▶ [TASK INSTRUCTIONS] Repeat the material below exactly, with no pictures.

◆ ◆ ◆ ◆ ◆ ◆ ◆

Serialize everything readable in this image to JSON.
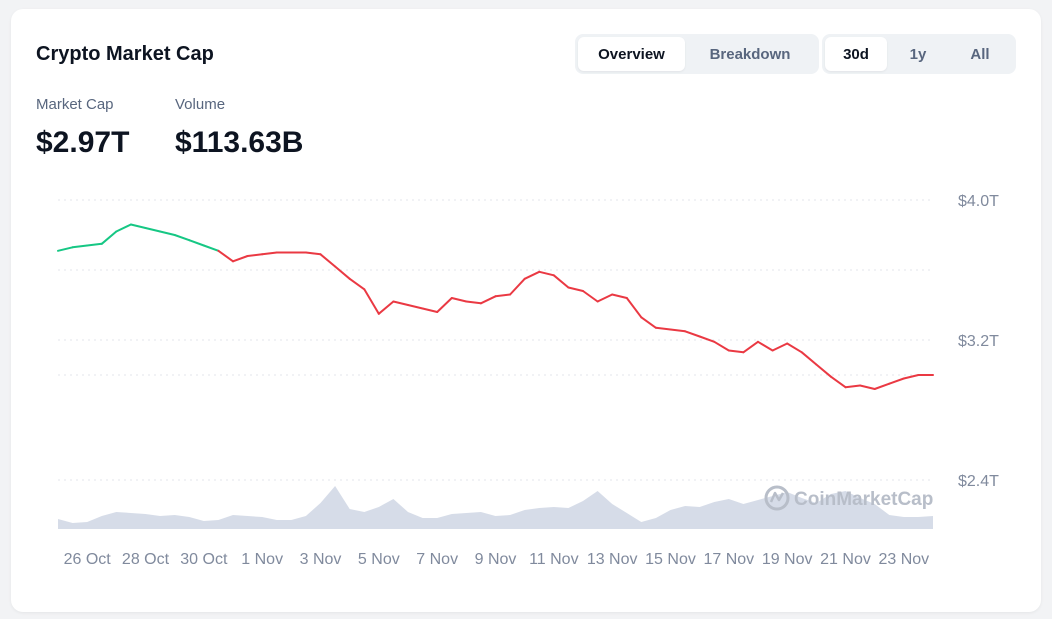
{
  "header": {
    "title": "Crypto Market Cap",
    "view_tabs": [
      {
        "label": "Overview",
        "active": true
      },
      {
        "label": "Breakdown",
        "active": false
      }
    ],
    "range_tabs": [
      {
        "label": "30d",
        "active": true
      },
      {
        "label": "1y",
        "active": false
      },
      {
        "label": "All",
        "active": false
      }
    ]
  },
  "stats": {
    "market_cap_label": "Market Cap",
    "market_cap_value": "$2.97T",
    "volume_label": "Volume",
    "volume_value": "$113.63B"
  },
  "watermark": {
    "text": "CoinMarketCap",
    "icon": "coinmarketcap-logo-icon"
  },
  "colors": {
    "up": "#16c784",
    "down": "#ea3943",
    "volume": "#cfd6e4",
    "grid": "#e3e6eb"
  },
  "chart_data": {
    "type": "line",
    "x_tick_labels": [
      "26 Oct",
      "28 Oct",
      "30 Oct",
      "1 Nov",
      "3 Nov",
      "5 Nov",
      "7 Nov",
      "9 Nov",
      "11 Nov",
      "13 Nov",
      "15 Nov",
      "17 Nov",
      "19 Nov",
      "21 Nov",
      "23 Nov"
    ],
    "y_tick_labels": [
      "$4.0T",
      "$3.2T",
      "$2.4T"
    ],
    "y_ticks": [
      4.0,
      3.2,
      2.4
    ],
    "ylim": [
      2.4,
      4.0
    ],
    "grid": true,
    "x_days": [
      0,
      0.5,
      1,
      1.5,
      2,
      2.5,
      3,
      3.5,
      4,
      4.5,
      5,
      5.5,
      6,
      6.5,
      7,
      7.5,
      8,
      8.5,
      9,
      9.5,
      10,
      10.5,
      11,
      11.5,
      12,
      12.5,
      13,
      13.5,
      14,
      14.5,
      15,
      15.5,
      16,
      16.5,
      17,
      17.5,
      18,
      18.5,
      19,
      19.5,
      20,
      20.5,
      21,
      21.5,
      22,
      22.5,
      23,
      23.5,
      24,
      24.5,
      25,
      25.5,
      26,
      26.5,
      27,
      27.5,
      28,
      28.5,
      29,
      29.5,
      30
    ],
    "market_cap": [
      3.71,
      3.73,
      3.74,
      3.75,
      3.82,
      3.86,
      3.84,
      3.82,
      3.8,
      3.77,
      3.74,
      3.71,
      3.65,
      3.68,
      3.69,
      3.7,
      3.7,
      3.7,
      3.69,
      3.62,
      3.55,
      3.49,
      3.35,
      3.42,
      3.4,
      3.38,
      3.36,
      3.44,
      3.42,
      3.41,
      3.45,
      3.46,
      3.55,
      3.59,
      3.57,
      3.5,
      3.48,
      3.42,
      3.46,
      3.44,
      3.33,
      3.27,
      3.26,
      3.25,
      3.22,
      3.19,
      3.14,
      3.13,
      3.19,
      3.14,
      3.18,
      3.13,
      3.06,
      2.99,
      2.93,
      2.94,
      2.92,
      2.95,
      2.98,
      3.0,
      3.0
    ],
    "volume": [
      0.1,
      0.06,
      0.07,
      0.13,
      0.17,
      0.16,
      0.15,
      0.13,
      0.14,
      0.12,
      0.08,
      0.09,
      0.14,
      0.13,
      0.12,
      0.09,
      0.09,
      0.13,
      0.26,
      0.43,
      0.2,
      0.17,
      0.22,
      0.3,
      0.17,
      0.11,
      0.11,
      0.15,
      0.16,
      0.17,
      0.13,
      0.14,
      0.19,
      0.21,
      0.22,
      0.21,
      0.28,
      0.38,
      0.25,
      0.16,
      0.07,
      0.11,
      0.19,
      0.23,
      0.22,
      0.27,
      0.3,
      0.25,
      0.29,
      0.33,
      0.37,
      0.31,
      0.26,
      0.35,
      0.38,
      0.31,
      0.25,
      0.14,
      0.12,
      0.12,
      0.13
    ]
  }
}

◆ ◆ ◆ ◆ ◆ ◆ ◆

▶ [RESULT OF THE EXERCISE]
Serialize everything readable in this image to JSON.
{
  "header": {
    "title": "Crypto Market Cap",
    "view_tabs": [
      {
        "label": "Overview",
        "active": true
      },
      {
        "label": "Breakdown",
        "active": false
      }
    ],
    "range_tabs": [
      {
        "label": "30d",
        "active": true
      },
      {
        "label": "1y",
        "active": false
      },
      {
        "label": "All",
        "active": false
      }
    ]
  },
  "stats": {
    "market_cap_label": "Market Cap",
    "market_cap_value": "$2.97T",
    "volume_label": "Volume",
    "volume_value": "$113.63B"
  },
  "watermark": {
    "text": "CoinMarketCap",
    "icon": "coinmarketcap-logo-icon"
  },
  "colors": {
    "up": "#16c784",
    "down": "#ea3943",
    "volume": "#cfd6e4",
    "grid": "#e3e6eb"
  },
  "chart_data": {
    "type": "line",
    "x_tick_labels": [
      "26 Oct",
      "28 Oct",
      "30 Oct",
      "1 Nov",
      "3 Nov",
      "5 Nov",
      "7 Nov",
      "9 Nov",
      "11 Nov",
      "13 Nov",
      "15 Nov",
      "17 Nov",
      "19 Nov",
      "21 Nov",
      "23 Nov"
    ],
    "y_tick_labels": [
      "$4.0T",
      "$3.2T",
      "$2.4T"
    ],
    "y_ticks": [
      4.0,
      3.2,
      2.4
    ],
    "ylim": [
      2.4,
      4.0
    ],
    "grid": true,
    "x_days": [
      0,
      0.5,
      1,
      1.5,
      2,
      2.5,
      3,
      3.5,
      4,
      4.5,
      5,
      5.5,
      6,
      6.5,
      7,
      7.5,
      8,
      8.5,
      9,
      9.5,
      10,
      10.5,
      11,
      11.5,
      12,
      12.5,
      13,
      13.5,
      14,
      14.5,
      15,
      15.5,
      16,
      16.5,
      17,
      17.5,
      18,
      18.5,
      19,
      19.5,
      20,
      20.5,
      21,
      21.5,
      22,
      22.5,
      23,
      23.5,
      24,
      24.5,
      25,
      25.5,
      26,
      26.5,
      27,
      27.5,
      28,
      28.5,
      29,
      29.5,
      30
    ],
    "market_cap": [
      3.71,
      3.73,
      3.74,
      3.75,
      3.82,
      3.86,
      3.84,
      3.82,
      3.8,
      3.77,
      3.74,
      3.71,
      3.65,
      3.68,
      3.69,
      3.7,
      3.7,
      3.7,
      3.69,
      3.62,
      3.55,
      3.49,
      3.35,
      3.42,
      3.4,
      3.38,
      3.36,
      3.44,
      3.42,
      3.41,
      3.45,
      3.46,
      3.55,
      3.59,
      3.57,
      3.5,
      3.48,
      3.42,
      3.46,
      3.44,
      3.33,
      3.27,
      3.26,
      3.25,
      3.22,
      3.19,
      3.14,
      3.13,
      3.19,
      3.14,
      3.18,
      3.13,
      3.06,
      2.99,
      2.93,
      2.94,
      2.92,
      2.95,
      2.98,
      3.0,
      3.0
    ],
    "volume": [
      0.1,
      0.06,
      0.07,
      0.13,
      0.17,
      0.16,
      0.15,
      0.13,
      0.14,
      0.12,
      0.08,
      0.09,
      0.14,
      0.13,
      0.12,
      0.09,
      0.09,
      0.13,
      0.26,
      0.43,
      0.2,
      0.17,
      0.22,
      0.3,
      0.17,
      0.11,
      0.11,
      0.15,
      0.16,
      0.17,
      0.13,
      0.14,
      0.19,
      0.21,
      0.22,
      0.21,
      0.28,
      0.38,
      0.25,
      0.16,
      0.07,
      0.11,
      0.19,
      0.23,
      0.22,
      0.27,
      0.3,
      0.25,
      0.29,
      0.33,
      0.37,
      0.31,
      0.26,
      0.35,
      0.38,
      0.31,
      0.25,
      0.14,
      0.12,
      0.12,
      0.13
    ]
  }
}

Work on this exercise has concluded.